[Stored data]
"""

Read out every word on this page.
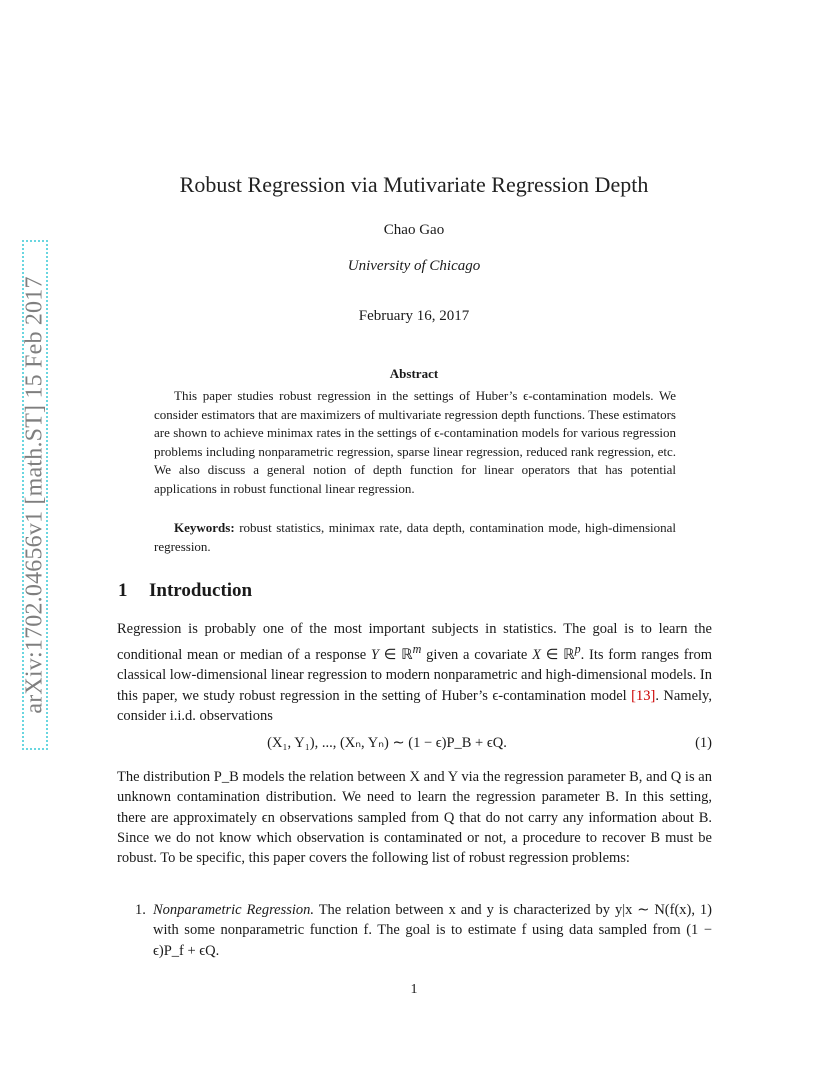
arXiv:1702.04656v1 [math.ST] 15 Feb 2017
Robust Regression via Mutivariate Regression Depth
Chao Gao
University of Chicago
February 16, 2017
Abstract
This paper studies robust regression in the settings of Huber’s ϵ-contamination models. We consider estimators that are maximizers of multivariate regression depth functions. These estimators are shown to achieve minimax rates in the settings of ϵ-contamination models for various regression problems including nonparametric regression, sparse linear regression, reduced rank regression, etc. We also discuss a general notion of depth function for linear operators that has potential applications in robust functional linear regression.
Keywords: robust statistics, minimax rate, data depth, contamination mode, high-dimensional regression.
1 Introduction
Regression is probably one of the most important subjects in statistics. The goal is to learn the conditional mean or median of a response Y ∈ ℝ$^m$ given a covariate X ∈ ℝ$^p$. Its form ranges from classical low-dimensional linear regression to modern nonparametric and high-dimensional models. In this paper, we study robust regression in the setting of Huber’s ϵ-contamination model [13]. Namely, consider i.i.d. observations
(X₁, Y₁), ..., (Xₙ, Yₙ) ∼ (1 − ϵ)P_B + ϵQ.	(1)
The distribution P_B models the relation between X and Y via the regression parameter B, and Q is an unknown contamination distribution. We need to learn the regression parameter B. In this setting, there are approximately ϵn observations sampled from Q that do not carry any information about B. Since we do not know which observation is contaminated or not, a procedure to recover B must be robust. To be specific, this paper covers the following list of robust regression problems:
1. Nonparametric Regression. The relation between x and y is characterized by y|x ∼ N(f(x), 1) with some nonparametric function f. The goal is to estimate f using data sampled from (1 − ϵ)P_f + ϵQ.
1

"""

### What the task requires
In the entries above, identify every line with the string "contamination".

### Worked solution
This paper studies robust regression in the settings of Huber’s ϵ-contamination models. We consider estimators that are maximizers of multivariate regression depth functions. These estimators are shown to achieve minimax rates in the settings of ϵ-contamination models for various regression problems including nonparametric regression, sparse linear regression, reduced rank regression, etc. We also discuss a general notion of depth function for linear operators that has potential applications in robust functional linear regression.
Keywords: robust statistics, minimax rate, data depth, contamination mode, high-dimensional regression.
Regression is probably one of the most important subjects in statistics. The goal is to learn the conditional mean or median of a response Y ∈ ℝ$^m$ given a covariate X ∈ ℝ$^p$. Its form ranges from classical low-dimensional linear regression to modern nonparametric and high-dimensional models. In this paper, we study robust regression in the setting of Huber’s ϵ-contamination model [13]. Namely, consider i.i.d. observations
The distribution P_B models the relation between X and Y via the regression parameter B, and Q is an unknown contamination distribution. We need to learn the regression parameter B. In this setting, there are approximately ϵn observations sampled from Q that do not carry any information about B. Since we do not know which observation is contaminated or not, a procedure to recover B must be robust. To be specific, this paper covers the following list of robust regression problems:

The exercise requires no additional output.